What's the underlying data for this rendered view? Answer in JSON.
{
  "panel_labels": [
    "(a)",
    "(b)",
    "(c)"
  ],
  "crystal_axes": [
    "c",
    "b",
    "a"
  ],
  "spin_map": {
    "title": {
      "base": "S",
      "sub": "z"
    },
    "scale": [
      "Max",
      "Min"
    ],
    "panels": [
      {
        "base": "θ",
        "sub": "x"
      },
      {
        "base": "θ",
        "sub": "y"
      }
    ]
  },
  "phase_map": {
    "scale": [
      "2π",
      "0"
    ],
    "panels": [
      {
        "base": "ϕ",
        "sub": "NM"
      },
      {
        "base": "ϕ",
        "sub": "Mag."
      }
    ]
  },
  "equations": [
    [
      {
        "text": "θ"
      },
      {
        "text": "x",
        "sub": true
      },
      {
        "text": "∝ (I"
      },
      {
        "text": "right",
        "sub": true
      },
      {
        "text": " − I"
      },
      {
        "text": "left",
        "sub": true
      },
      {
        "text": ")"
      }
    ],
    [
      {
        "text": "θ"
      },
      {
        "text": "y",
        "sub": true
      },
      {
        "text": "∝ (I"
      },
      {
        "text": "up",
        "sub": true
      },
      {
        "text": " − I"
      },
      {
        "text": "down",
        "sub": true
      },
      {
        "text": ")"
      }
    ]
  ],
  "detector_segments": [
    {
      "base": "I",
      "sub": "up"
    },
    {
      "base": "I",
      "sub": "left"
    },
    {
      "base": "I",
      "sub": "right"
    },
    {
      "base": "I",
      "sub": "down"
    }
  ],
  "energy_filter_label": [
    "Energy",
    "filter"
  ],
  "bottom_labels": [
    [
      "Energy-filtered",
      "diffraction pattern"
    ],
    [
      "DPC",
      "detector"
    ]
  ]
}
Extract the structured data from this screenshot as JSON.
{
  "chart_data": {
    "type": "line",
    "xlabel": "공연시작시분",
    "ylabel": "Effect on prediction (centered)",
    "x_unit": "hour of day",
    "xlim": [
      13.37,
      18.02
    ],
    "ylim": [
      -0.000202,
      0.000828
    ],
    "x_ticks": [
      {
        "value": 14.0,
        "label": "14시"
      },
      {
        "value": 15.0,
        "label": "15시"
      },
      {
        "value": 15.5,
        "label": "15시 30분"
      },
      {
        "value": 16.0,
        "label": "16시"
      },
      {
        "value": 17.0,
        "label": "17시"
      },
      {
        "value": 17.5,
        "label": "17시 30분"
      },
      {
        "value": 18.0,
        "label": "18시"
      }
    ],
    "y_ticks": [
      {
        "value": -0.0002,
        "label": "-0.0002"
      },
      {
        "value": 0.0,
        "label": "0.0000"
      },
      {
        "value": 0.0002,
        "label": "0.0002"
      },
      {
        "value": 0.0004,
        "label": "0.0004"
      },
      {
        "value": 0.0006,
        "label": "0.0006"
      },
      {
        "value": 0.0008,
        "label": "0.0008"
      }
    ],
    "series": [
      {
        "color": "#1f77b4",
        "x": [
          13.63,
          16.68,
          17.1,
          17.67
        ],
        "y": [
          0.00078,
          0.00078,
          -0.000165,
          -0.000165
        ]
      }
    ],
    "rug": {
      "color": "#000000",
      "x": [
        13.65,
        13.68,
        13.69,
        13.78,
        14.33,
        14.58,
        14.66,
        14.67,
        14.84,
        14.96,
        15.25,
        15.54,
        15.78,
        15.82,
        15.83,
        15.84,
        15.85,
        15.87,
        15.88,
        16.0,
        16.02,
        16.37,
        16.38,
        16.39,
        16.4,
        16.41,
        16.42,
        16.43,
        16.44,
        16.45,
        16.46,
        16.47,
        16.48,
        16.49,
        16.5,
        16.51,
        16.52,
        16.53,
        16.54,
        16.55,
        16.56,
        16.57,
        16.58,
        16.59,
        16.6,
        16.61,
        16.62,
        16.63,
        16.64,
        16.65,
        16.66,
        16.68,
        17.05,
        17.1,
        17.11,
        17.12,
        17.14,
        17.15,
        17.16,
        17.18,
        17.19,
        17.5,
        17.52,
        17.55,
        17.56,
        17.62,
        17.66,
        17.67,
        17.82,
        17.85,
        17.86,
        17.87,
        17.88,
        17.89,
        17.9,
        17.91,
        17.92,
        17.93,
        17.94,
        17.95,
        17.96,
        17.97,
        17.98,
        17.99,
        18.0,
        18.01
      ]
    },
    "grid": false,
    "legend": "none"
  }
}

--- --- ---

Find all lines holding the string "this" and copy them.

RESPONSE:
What's the underlying data for this rendered view? Answer in JSON.
Extract the structured data from this screenshot as JSON.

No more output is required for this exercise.